[Problem to solve] Lines containing the word "molO₂" need to be counted. Please reply with how many there are, and nothing else.

#### Exercise material ####

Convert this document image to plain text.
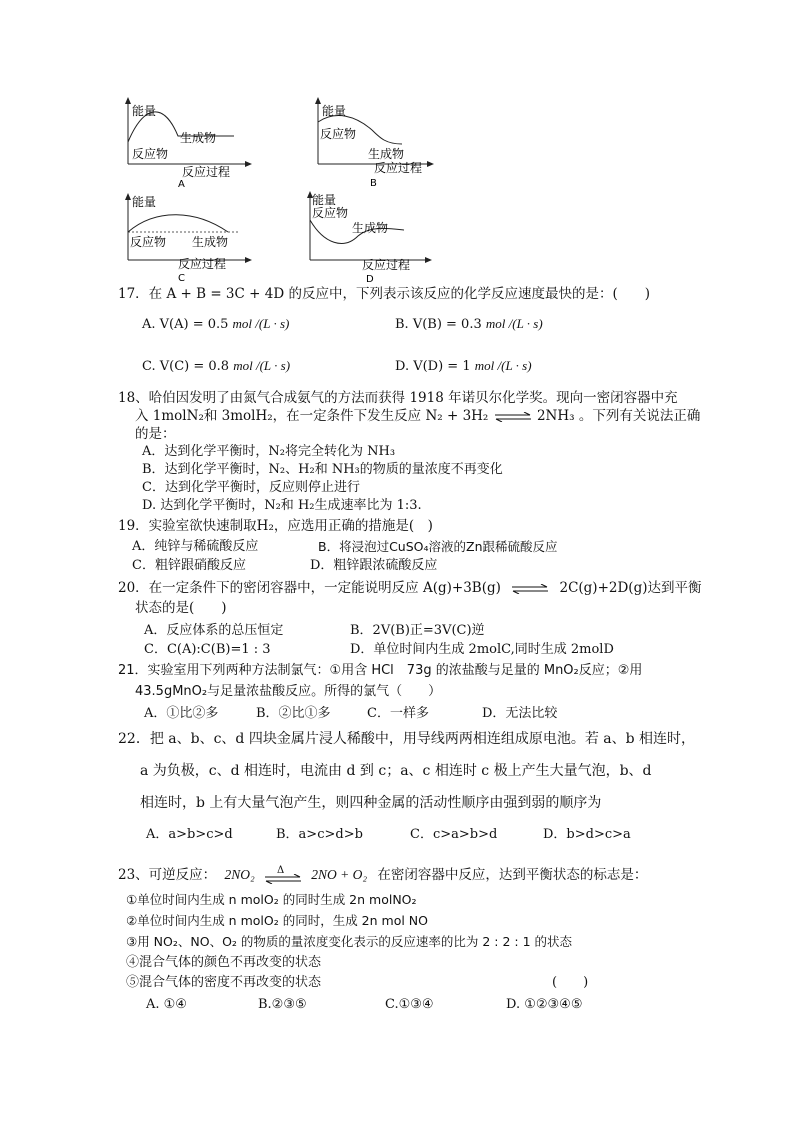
能量
生成物
反应物
反应过程
A
能量
反应物
生成物
反应过程
B
能量
反应物 生成物
反应过程
C
能量
反应物
生成物
反应过程
D
17．在 A + B = 3C + 4D 的反应中，下列表示该反应的化学反应速度最快的是：(　　)
A. V(A) = 0.5 mol /(L · s)	B. V(B) = 0.3 mol /(L · s)
C. V(C) = 0.8 mol /(L · s)	D. V(D) = 1 mol /(L · s)
18、哈伯因发明了由氮气合成氨气的方法而获得 1918 年诺贝尔化学奖。现向一密闭容器中充
入 1molN₂和 3molH₂，在一定条件下发生反应 N₂ + 3H₂ ⇌ 2NH₃ 。下列有关说法正确
的是：
A．达到化学平衡时，N₂将完全转化为 NH₃
B．达到化学平衡时，N₂、H₂和 NH₃的物质的量浓度不再变化
C．达到化学平衡时，反应则停止进行
D. 达到化学平衡时，N₂和 H₂生成速率比为 1:3.
19．实验室欲快速制取H₂，应选用正确的措施是(　)
A．纯锌与稀硫酸反应	B．将浸泡过CuSO₄溶液的Zn跟稀硫酸反应
C．粗锌跟硝酸反应	D．粗锌跟浓硫酸反应
20．在一定条件下的密闭容器中，一定能说明反应 A(g)+3B(g) ⇌ 2C(g)+2D(g)达到平衡
状态的是(　　)
A．反应体系的总压恒定	B．2V(B)正=3V(C)逆
C．C(A):C(B)=1 : 3	D．单位时间内生成 2molC,同时生成 2molD
21．实验室用下列两种方法制氯气：①用含 HCl　73g 的浓盐酸与足量的 MnO₂反应；②用
43.5gMnO₂与足量浓盐酸反应。所得的氯气（　　）
A．①比②多	B．②比①多	C．一样多	D．无法比较
22．把 a、b、c、d 四块金属片浸人稀酸中，用导线两两相连组成原电池。若 a、b 相连时，
a 为负极，c、d 相连时，电流由 d 到 c；a、c 相连时 c 极上产生大量气泡，b、d
相连时，b 上有大量气泡产生，则四种金属的活动性顺序由强到弱的顺序为
A．a>b>c>d	B．a>c>d>b	C．c>a>b>d	D．b>d>c>a
23、可逆反应： 2NO₂ Δ 2NO + O₂ 在密闭容器中反应，达到平衡状态的标志是：
①单位时间内生成 n molO₂ 的同时生成 2n molNO₂
②单位时间内生成 n molO₂ 的同时，生成 2n mol NO
③用 NO₂、NO、O₂ 的物质的量浓度变化表示的反应速率的比为 2 : 2 : 1 的状态
④混合气体的颜色不再改变的状态
⑤混合气体的密度不再改变的状态	(　　)
A. ①④	B.②③⑤	C.①③④	D. ①②③④⑤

####

[Task output] 2